··· Task input
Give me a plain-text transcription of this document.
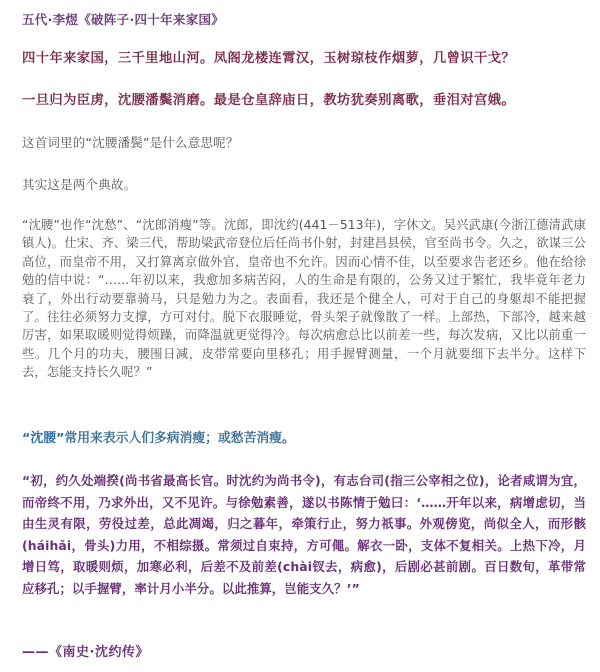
五代·李煜《破阵子·四十年来家国》

四十年来家国，三千里地山河。凤阁龙楼连霄汉，玉树琼枝作烟萝，几曾识干戈？

一旦归为臣虏，沈腰潘鬓消磨。最是仓皇辞庙日，教坊犹奏别离歌，垂泪对宫娥。

这首词里的“沈腰潘鬓”是什么意思呢？

其实这是两个典故。

“沈腰”也作“沈愁”、“沈郎消瘦”等。沈郎，即沈约(441－513年)，字休文。吴兴武康(今浙江德清武康镇人)。仕宋、齐、梁三代，帮助梁武帝登位后任尚书仆射，封建昌县侯，官至尚书令。久之，欲谋三公高位，而皇帝不用，又打算离京做外官，皇帝也不允许。因而心情不佳，以至要求告老还乡。他在给徐勉的信中说：“……年初以来，我愈加多病苦闷，人的生命是有限的，公务又过于繁忙，我毕竟年老力衰了，外出行动要靠骑马，只是勉力为之。表面看，我还是个健全人，可对于自己的身躯却不能把握了。往往必须努力支撑，方可对付。脱下衣服睡觉，骨头架子就像散了一样。上部热，下部冷，越来越厉害，如果取暖则觉得烦躁，而降温就更觉得冷。每次病愈总比以前差一些，每次发病，又比以前重一些。几个月的功夫，腰围日减，皮带常要向里移孔；用手握臂测量，一个月就要细下去半分。这样下去，怎能支持长久呢？”

“沈腰”常用来表示人们多病消瘦；或愁苦消瘦。

“初，约久处端揆(尚书省最高长官。时沈约为尚书令)，有志台司(指三公宰相之位)，论者咸谓为宜，而帝终不用，乃求外出，又不见许。与徐勉素善，遂以书陈情于勉曰：‘……开年以来，病增虑切，当由生灵有限，劳役过差，总此凋竭，归之暮年，牵策行止，努力祇事。外观傍览，尚似全人，而形骸(háihǎi，骨头)力用，不相综摄。常须过自束持，方可僶。解衣一卧，支体不复相关。上热下冷，月增日笃，取暖则烦，加寒必利，后差不及前差(chài钗去，病愈)，后剧必甚前剧。百日数旬，革带常应移孔；以手握臂，率计月小半分。以此推算，岂能支久？’”

——《南史·沈约传》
······
Work to be completed ▸ Nothing but the pictures may be dropped; output the records above exactly.

Result for this task ▸
Give me a plain-text transcription of this document.
五代·李煜《破阵子·四十年来家国》

四十年来家国，三千里地山河。凤阁龙楼连霄汉，玉树琼枝作烟萝，几曾识干戈？

一旦归为臣虏，沈腰潘鬓消磨。最是仓皇辞庙日，教坊犹奏别离歌，垂泪对宫娥。

这首词里的“沈腰潘鬓”是什么意思呢？

其实这是两个典故。

“沈腰”也作“沈愁”、“沈郎消瘦”等。沈郎，即沈约(441－513年)，字休文。吴兴武康(今浙江德清武康镇人)。仕宋、齐、梁三代，帮助梁武帝登位后任尚书仆射，封建昌县侯，官至尚书令。久之，欲谋三公高位，而皇帝不用，又打算离京做外官，皇帝也不允许。因而心情不佳，以至要求告老还乡。他在给徐勉的信中说：“……年初以来，我愈加多病苦闷，人的生命是有限的，公务又过于繁忙，我毕竟年老力衰了，外出行动要靠骑马，只是勉力为之。表面看，我还是个健全人，可对于自己的身躯却不能把握了。往往必须努力支撑，方可对付。脱下衣服睡觉，骨头架子就像散了一样。上部热，下部冷，越来越厉害，如果取暖则觉得烦躁，而降温就更觉得冷。每次病愈总比以前差一些，每次发病，又比以前重一些。几个月的功夫，腰围日减，皮带常要向里移孔；用手握臂测量，一个月就要细下去半分。这样下去，怎能支持长久呢？”

“沈腰”常用来表示人们多病消瘦；或愁苦消瘦。

“初，约久处端揆(尚书省最高长官。时沈约为尚书令)，有志台司(指三公宰相之位)，论者咸谓为宜，而帝终不用，乃求外出，又不见许。与徐勉素善，遂以书陈情于勉曰：‘……开年以来，病增虑切，当由生灵有限，劳役过差，总此凋竭，归之暮年，牵策行止，努力祇事。外观傍览，尚似全人，而形骸(háihǎi，骨头)力用，不相综摄。常须过自束持，方可僶。解衣一卧，支体不复相关。上热下冷，月增日笃，取暖则烦，加寒必利，后差不及前差(chài钗去，病愈)，后剧必甚前剧。百日数旬，革带常应移孔；以手握臂，率计月小半分。以此推算，岂能支久？’”

——《南史·沈约传》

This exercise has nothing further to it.